## START Material to process
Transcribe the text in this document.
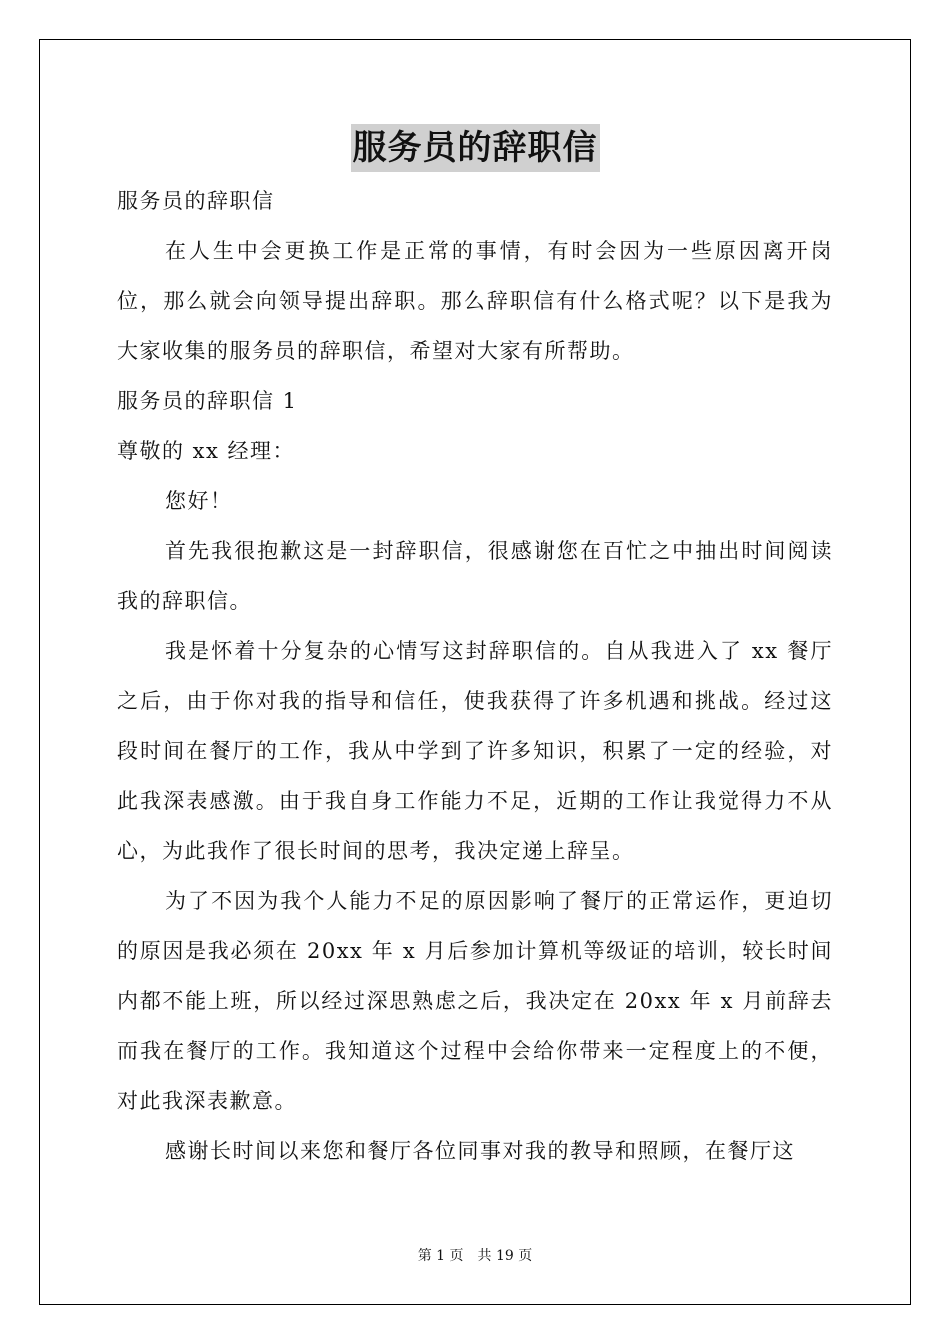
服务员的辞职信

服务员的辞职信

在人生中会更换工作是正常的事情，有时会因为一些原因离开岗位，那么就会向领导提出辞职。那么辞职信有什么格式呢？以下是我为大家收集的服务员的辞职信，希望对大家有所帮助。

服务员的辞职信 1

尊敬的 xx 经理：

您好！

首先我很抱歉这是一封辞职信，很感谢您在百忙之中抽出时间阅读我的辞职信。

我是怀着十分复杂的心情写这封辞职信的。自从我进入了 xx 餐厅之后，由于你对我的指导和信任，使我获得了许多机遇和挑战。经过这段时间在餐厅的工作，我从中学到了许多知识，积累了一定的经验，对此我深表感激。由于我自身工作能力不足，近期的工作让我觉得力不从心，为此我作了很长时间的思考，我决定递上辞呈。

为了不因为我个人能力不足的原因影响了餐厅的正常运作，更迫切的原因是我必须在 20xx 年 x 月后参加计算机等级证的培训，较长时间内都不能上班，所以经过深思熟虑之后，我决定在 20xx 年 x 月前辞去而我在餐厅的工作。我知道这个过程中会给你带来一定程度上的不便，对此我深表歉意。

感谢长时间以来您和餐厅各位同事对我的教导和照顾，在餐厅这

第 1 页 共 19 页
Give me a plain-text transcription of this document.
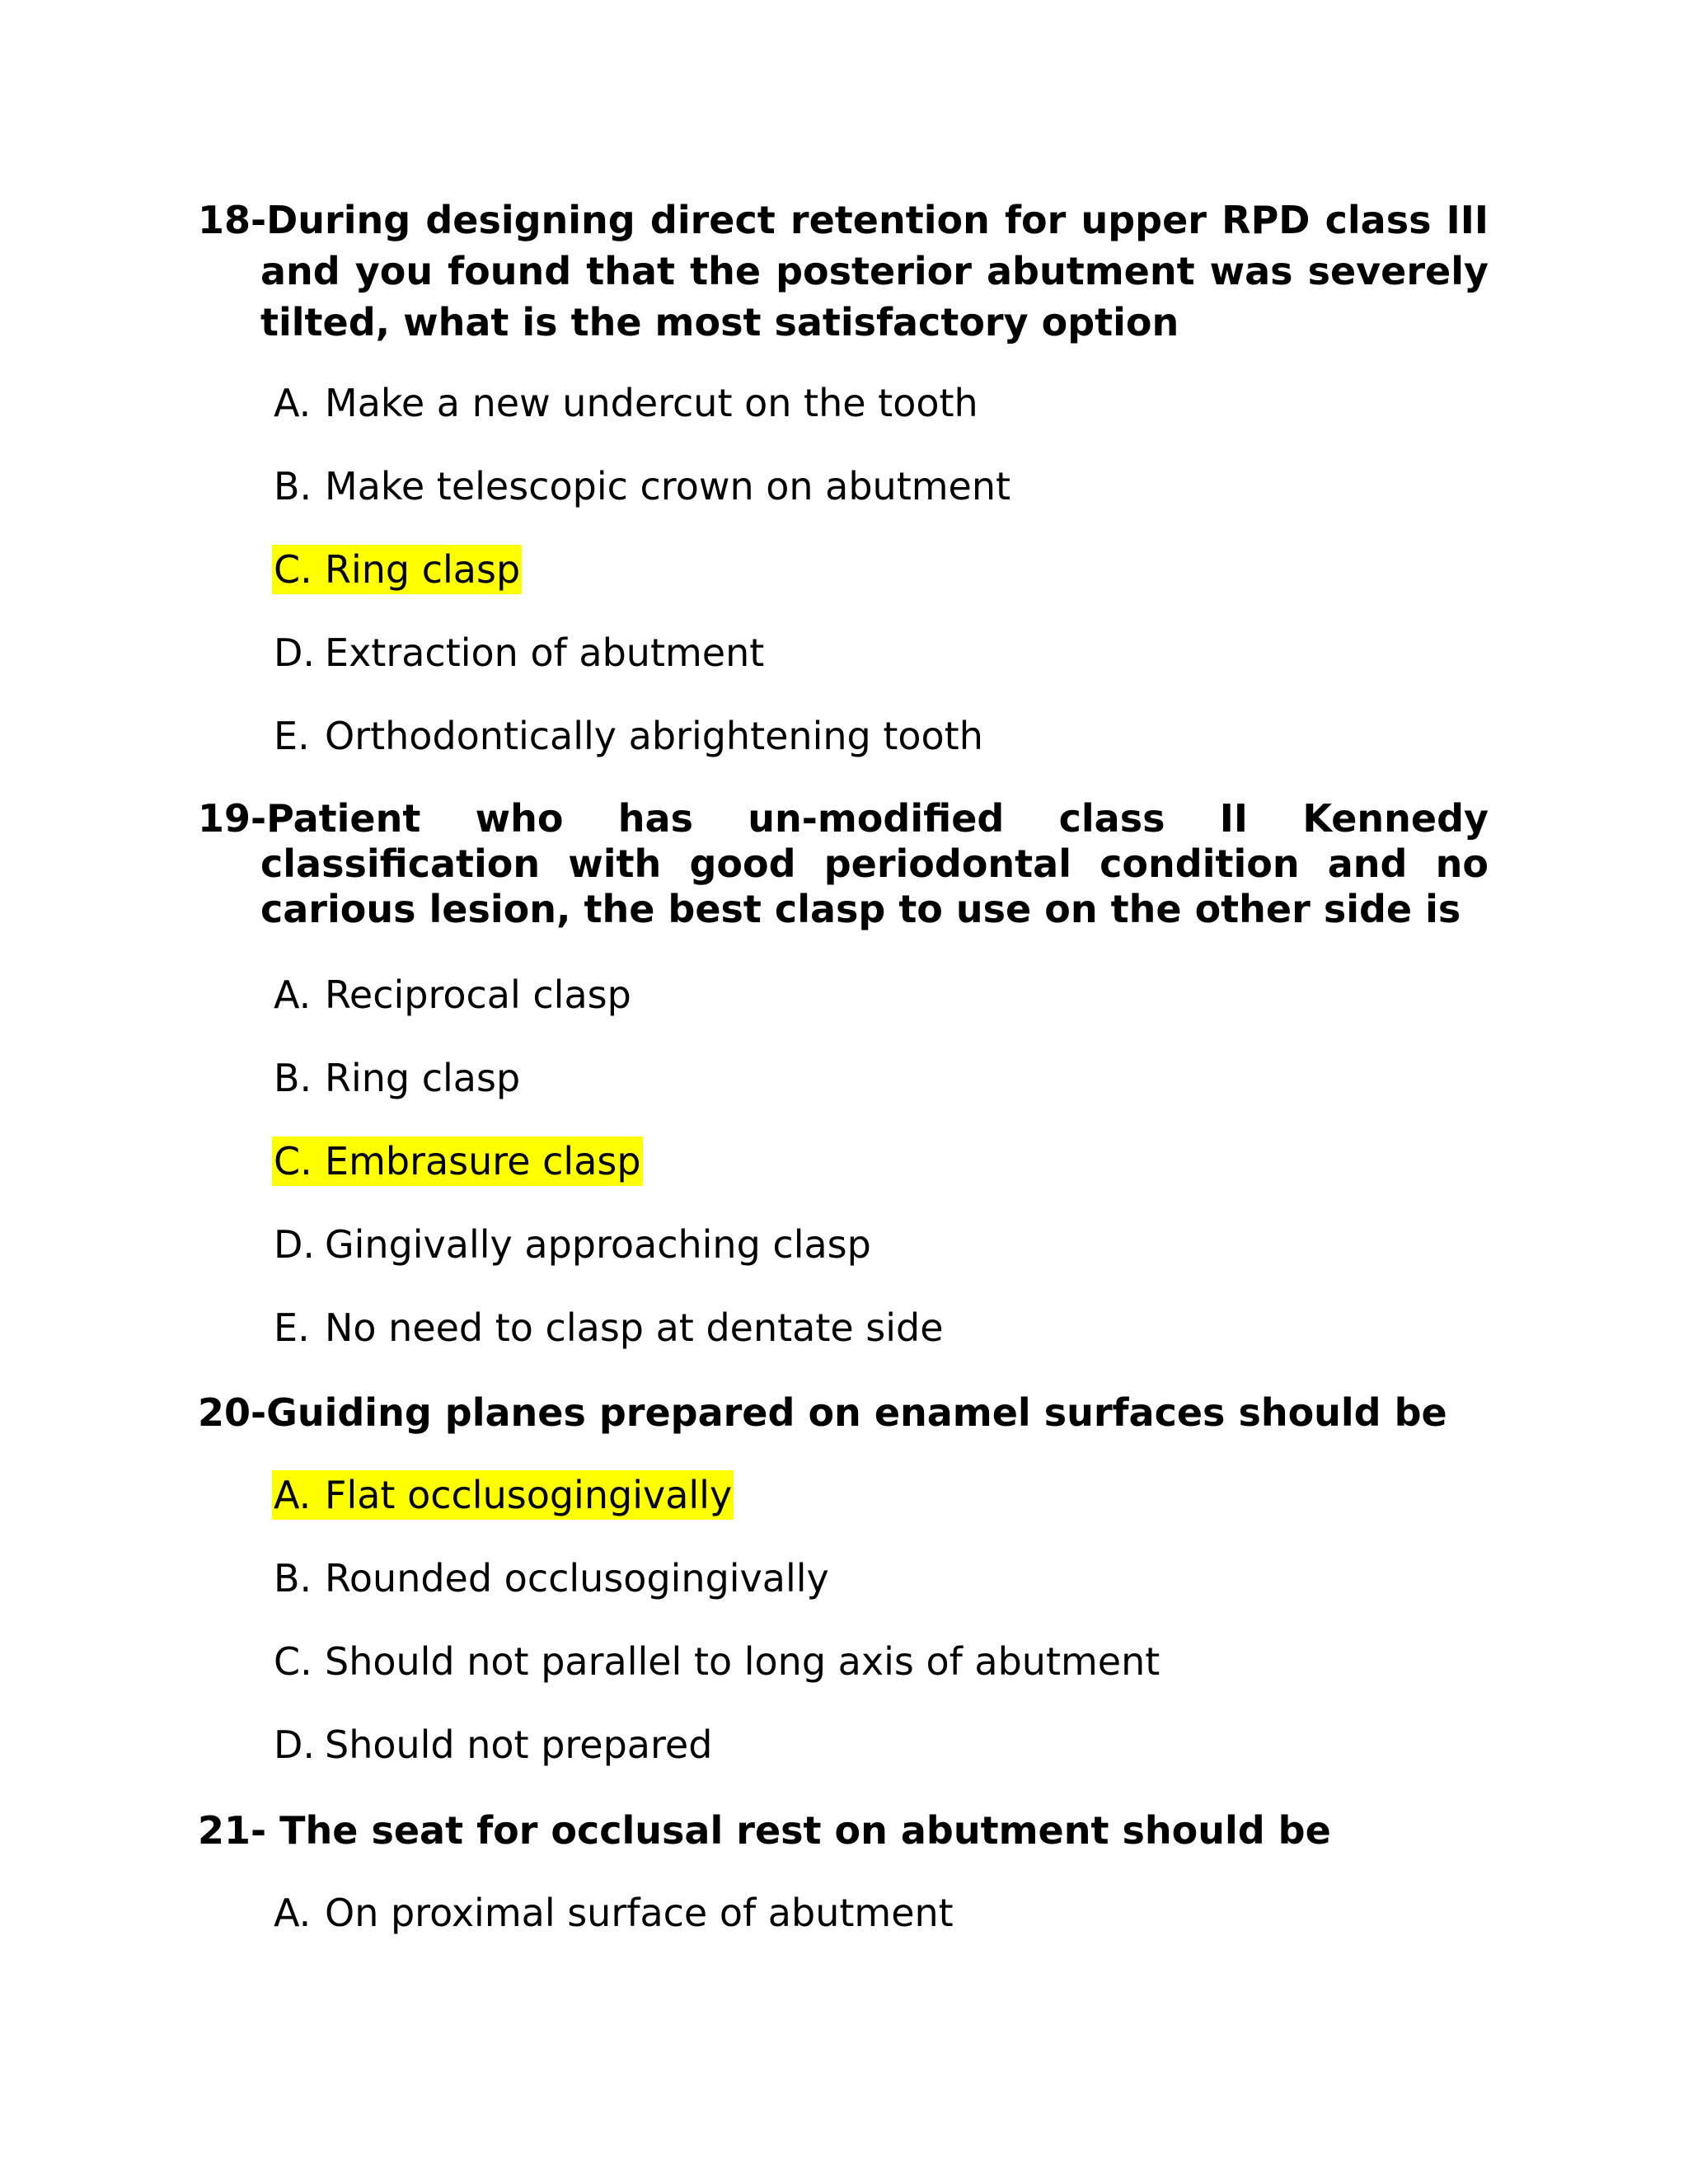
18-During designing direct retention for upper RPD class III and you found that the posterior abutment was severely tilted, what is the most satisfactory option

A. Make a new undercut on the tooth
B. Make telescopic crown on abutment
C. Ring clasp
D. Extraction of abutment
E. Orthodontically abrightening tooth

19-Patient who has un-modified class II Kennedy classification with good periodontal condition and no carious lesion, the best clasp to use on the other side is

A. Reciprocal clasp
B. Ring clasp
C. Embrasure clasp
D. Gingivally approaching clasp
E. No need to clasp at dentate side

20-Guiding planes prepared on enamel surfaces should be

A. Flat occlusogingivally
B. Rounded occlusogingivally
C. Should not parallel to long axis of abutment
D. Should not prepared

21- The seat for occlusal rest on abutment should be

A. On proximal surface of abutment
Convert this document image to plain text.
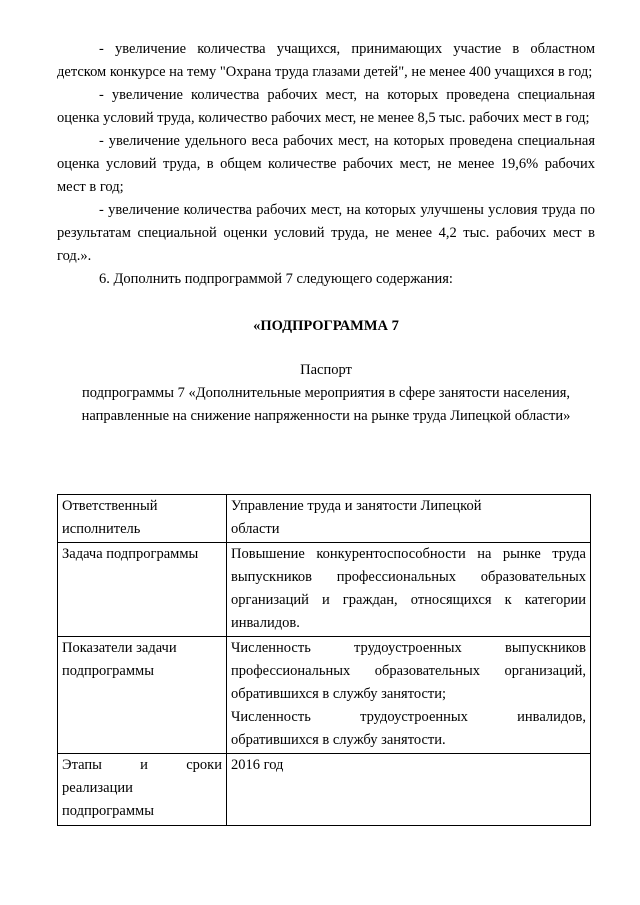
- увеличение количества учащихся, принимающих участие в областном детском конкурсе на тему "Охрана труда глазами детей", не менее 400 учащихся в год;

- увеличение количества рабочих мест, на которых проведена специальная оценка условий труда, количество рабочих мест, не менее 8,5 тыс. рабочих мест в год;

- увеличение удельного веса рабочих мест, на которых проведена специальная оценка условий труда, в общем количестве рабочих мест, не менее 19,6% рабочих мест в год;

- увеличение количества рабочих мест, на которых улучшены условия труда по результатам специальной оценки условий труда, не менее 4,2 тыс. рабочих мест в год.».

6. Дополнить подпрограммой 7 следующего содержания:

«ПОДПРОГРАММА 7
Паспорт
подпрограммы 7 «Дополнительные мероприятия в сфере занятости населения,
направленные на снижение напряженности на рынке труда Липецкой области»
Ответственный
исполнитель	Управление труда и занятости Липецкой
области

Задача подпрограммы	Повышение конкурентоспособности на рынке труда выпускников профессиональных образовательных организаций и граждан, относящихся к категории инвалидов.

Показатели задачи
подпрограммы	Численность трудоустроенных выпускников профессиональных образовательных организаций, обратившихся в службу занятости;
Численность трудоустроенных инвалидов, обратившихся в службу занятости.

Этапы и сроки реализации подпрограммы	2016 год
## END Material to process
### Given exercise
Omit the pictures, then quote the rest of the material above exactly.

### Result of this exercise
Transcribe the text in this document.
服务员的辞职信

服务员的辞职信

在人生中会更换工作是正常的事情，有时会因为一些原因离开岗位，那么就会向领导提出辞职。那么辞职信有什么格式呢？以下是我为大家收集的服务员的辞职信，希望对大家有所帮助。

服务员的辞职信 1

尊敬的 xx 经理：

您好！

首先我很抱歉这是一封辞职信，很感谢您在百忙之中抽出时间阅读我的辞职信。

我是怀着十分复杂的心情写这封辞职信的。自从我进入了 xx 餐厅之后，由于你对我的指导和信任，使我获得了许多机遇和挑战。经过这段时间在餐厅的工作，我从中学到了许多知识，积累了一定的经验，对此我深表感激。由于我自身工作能力不足，近期的工作让我觉得力不从心，为此我作了很长时间的思考，我决定递上辞呈。

为了不因为我个人能力不足的原因影响了餐厅的正常运作，更迫切的原因是我必须在 20xx 年 x 月后参加计算机等级证的培训，较长时间内都不能上班，所以经过深思熟虑之后，我决定在 20xx 年 x 月前辞去而我在餐厅的工作。我知道这个过程中会给你带来一定程度上的不便，对此我深表歉意。

感谢长时间以来您和餐厅各位同事对我的教导和照顾，在餐厅这

第 1 页 共 19 页
Give me a plain-text transcription of this document.
18-During designing direct retention for upper RPD class III and you found that the posterior abutment was severely tilted, what is the most satisfactory option

A. Make a new undercut on the tooth
B. Make telescopic crown on abutment
C. Ring clasp
D. Extraction of abutment
E. Orthodontically abrightening tooth

19-Patient who has un-modified class II Kennedy classification with good periodontal condition and no carious lesion, the best clasp to use on the other side is

A. Reciprocal clasp
B. Ring clasp
C. Embrasure clasp
D. Gingivally approaching clasp
E. No need to clasp at dentate side

20-Guiding planes prepared on enamel surfaces should be

A. Flat occlusogingivally
B. Rounded occlusogingivally
C. Should not parallel to long axis of abutment
D. Should not prepared

21- The seat for occlusal rest on abutment should be

A. On proximal surface of abutment
Convert this document image to plain text.
- увеличение количества учащихся, принимающих участие в областном детском конкурсе на тему "Охрана труда глазами детей", не менее 400 учащихся в год;

- увеличение количества рабочих мест, на которых проведена специальная оценка условий труда, количество рабочих мест, не менее 8,5 тыс. рабочих мест в год;

- увеличение удельного веса рабочих мест, на которых проведена специальная оценка условий труда, в общем количестве рабочих мест, не менее 19,6% рабочих мест в год;

- увеличение количества рабочих мест, на которых улучшены условия труда по результатам специальной оценки условий труда, не менее 4,2 тыс. рабочих мест в год.».

6. Дополнить подпрограммой 7 следующего содержания:

«ПОДПРОГРАММА 7
Паспорт
подпрограммы 7 «Дополнительные мероприятия в сфере занятости населения,
направленные на снижение напряженности на рынке труда Липецкой области»
Ответственный
исполнитель	Управление труда и занятости Липецкой
области

Задача подпрограммы	Повышение конкурентоспособности на рынке труда выпускников профессиональных образовательных организаций и граждан, относящихся к категории инвалидов.

Показатели задачи
подпрограммы	Численность трудоустроенных выпускников профессиональных образовательных организаций, обратившихся в службу занятости;
Численность трудоустроенных инвалидов, обратившихся в службу занятости.

Этапы и сроки реализации подпрограммы	2016 год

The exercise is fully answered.